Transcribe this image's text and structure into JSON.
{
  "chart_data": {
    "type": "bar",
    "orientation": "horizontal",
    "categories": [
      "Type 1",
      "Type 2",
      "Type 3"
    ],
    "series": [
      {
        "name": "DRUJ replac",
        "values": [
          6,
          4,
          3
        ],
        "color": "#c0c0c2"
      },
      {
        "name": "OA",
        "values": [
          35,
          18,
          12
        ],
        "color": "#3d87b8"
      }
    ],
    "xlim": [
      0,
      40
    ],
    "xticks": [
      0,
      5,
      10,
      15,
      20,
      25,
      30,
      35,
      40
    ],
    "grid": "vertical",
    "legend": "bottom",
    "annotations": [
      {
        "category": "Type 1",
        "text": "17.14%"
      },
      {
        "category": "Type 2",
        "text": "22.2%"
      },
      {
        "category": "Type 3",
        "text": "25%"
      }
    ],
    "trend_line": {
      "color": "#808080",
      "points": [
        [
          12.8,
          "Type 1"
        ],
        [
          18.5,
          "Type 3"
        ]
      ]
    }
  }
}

Your task:
Copy all of the data exactly.

Full response:
Transcribe this image's text and structure into JSON.
{
  "chart_data": {
    "type": "bar",
    "orientation": "horizontal",
    "categories": [
      "Type 1",
      "Type 2",
      "Type 3"
    ],
    "series": [
      {
        "name": "DRUJ replac",
        "values": [
          6,
          4,
          3
        ],
        "color": "#c0c0c2"
      },
      {
        "name": "OA",
        "values": [
          35,
          18,
          12
        ],
        "color": "#3d87b8"
      }
    ],
    "xlim": [
      0,
      40
    ],
    "xticks": [
      0,
      5,
      10,
      15,
      20,
      25,
      30,
      35,
      40
    ],
    "grid": "vertical",
    "legend": "bottom",
    "annotations": [
      {
        "category": "Type 1",
        "text": "17.14%"
      },
      {
        "category": "Type 2",
        "text": "22.2%"
      },
      {
        "category": "Type 3",
        "text": "25%"
      }
    ],
    "trend_line": {
      "color": "#808080",
      "points": [
        [
          12.8,
          "Type 1"
        ],
        [
          18.5,
          "Type 3"
        ]
      ]
    }
  }
}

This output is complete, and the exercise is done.